(Data records)
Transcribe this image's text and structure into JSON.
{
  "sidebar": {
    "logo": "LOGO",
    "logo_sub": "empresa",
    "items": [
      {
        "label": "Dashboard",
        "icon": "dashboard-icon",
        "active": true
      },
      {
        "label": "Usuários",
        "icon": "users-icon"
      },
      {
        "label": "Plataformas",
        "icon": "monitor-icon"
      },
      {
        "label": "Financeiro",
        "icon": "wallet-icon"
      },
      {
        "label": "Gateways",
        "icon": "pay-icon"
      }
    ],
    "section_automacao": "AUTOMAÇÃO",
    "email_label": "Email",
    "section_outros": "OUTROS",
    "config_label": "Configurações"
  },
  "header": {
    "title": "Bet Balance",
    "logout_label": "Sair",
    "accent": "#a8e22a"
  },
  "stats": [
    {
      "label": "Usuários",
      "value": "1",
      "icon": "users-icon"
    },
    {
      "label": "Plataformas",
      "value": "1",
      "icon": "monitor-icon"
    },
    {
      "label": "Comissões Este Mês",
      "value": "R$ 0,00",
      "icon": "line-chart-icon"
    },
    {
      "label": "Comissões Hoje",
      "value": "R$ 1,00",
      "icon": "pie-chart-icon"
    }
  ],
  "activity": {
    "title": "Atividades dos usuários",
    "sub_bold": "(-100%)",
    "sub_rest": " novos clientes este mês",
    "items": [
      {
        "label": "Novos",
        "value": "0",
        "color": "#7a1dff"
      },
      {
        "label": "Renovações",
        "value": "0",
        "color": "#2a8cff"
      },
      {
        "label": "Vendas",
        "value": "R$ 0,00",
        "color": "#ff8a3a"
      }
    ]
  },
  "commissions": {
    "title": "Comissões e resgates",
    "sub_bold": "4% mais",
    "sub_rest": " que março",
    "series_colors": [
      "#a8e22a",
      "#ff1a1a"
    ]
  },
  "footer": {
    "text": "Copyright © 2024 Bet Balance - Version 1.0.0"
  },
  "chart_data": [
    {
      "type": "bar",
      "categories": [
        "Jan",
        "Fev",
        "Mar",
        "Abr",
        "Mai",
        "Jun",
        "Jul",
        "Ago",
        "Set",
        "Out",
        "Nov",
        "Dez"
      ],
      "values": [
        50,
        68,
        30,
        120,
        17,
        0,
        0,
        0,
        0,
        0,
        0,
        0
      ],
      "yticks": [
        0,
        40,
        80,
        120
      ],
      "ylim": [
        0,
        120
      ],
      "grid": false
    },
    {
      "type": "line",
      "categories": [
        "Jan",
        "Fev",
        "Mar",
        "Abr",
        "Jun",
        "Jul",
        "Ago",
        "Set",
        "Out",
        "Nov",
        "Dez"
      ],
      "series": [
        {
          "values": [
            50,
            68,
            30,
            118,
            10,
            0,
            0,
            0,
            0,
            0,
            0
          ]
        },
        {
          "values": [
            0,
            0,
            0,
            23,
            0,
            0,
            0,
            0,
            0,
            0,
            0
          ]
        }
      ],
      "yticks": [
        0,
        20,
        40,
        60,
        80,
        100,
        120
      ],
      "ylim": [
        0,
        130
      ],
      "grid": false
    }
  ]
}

* [Short task]: Retype every record above exactly as it appears.

* [Exercise output]:
Transcribe this image's text and structure into JSON.
{
  "sidebar": {
    "logo": "LOGO",
    "logo_sub": "empresa",
    "items": [
      {
        "label": "Dashboard",
        "icon": "dashboard-icon",
        "active": true
      },
      {
        "label": "Usuários",
        "icon": "users-icon"
      },
      {
        "label": "Plataformas",
        "icon": "monitor-icon"
      },
      {
        "label": "Financeiro",
        "icon": "wallet-icon"
      },
      {
        "label": "Gateways",
        "icon": "pay-icon"
      }
    ],
    "section_automacao": "AUTOMAÇÃO",
    "email_label": "Email",
    "section_outros": "OUTROS",
    "config_label": "Configurações"
  },
  "header": {
    "title": "Bet Balance",
    "logout_label": "Sair",
    "accent": "#a8e22a"
  },
  "stats": [
    {
      "label": "Usuários",
      "value": "1",
      "icon": "users-icon"
    },
    {
      "label": "Plataformas",
      "value": "1",
      "icon": "monitor-icon"
    },
    {
      "label": "Comissões Este Mês",
      "value": "R$ 0,00",
      "icon": "line-chart-icon"
    },
    {
      "label": "Comissões Hoje",
      "value": "R$ 1,00",
      "icon": "pie-chart-icon"
    }
  ],
  "activity": {
    "title": "Atividades dos usuários",
    "sub_bold": "(-100%)",
    "sub_rest": " novos clientes este mês",
    "items": [
      {
        "label": "Novos",
        "value": "0",
        "color": "#7a1dff"
      },
      {
        "label": "Renovações",
        "value": "0",
        "color": "#2a8cff"
      },
      {
        "label": "Vendas",
        "value": "R$ 0,00",
        "color": "#ff8a3a"
      }
    ]
  },
  "commissions": {
    "title": "Comissões e resgates",
    "sub_bold": "4% mais",
    "sub_rest": " que março",
    "series_colors": [
      "#a8e22a",
      "#ff1a1a"
    ]
  },
  "footer": {
    "text": "Copyright © 2024 Bet Balance - Version 1.0.0"
  },
  "chart_data": [
    {
      "type": "bar",
      "categories": [
        "Jan",
        "Fev",
        "Mar",
        "Abr",
        "Mai",
        "Jun",
        "Jul",
        "Ago",
        "Set",
        "Out",
        "Nov",
        "Dez"
      ],
      "values": [
        50,
        68,
        30,
        120,
        17,
        0,
        0,
        0,
        0,
        0,
        0,
        0
      ],
      "yticks": [
        0,
        40,
        80,
        120
      ],
      "ylim": [
        0,
        120
      ],
      "grid": false
    },
    {
      "type": "line",
      "categories": [
        "Jan",
        "Fev",
        "Mar",
        "Abr",
        "Jun",
        "Jul",
        "Ago",
        "Set",
        "Out",
        "Nov",
        "Dez"
      ],
      "series": [
        {
          "values": [
            50,
            68,
            30,
            118,
            10,
            0,
            0,
            0,
            0,
            0,
            0
          ]
        },
        {
          "values": [
            0,
            0,
            0,
            23,
            0,
            0,
            0,
            0,
            0,
            0,
            0
          ]
        }
      ],
      "yticks": [
        0,
        20,
        40,
        60,
        80,
        100,
        120
      ],
      "ylim": [
        0,
        130
      ],
      "grid": false
    }
  ]
}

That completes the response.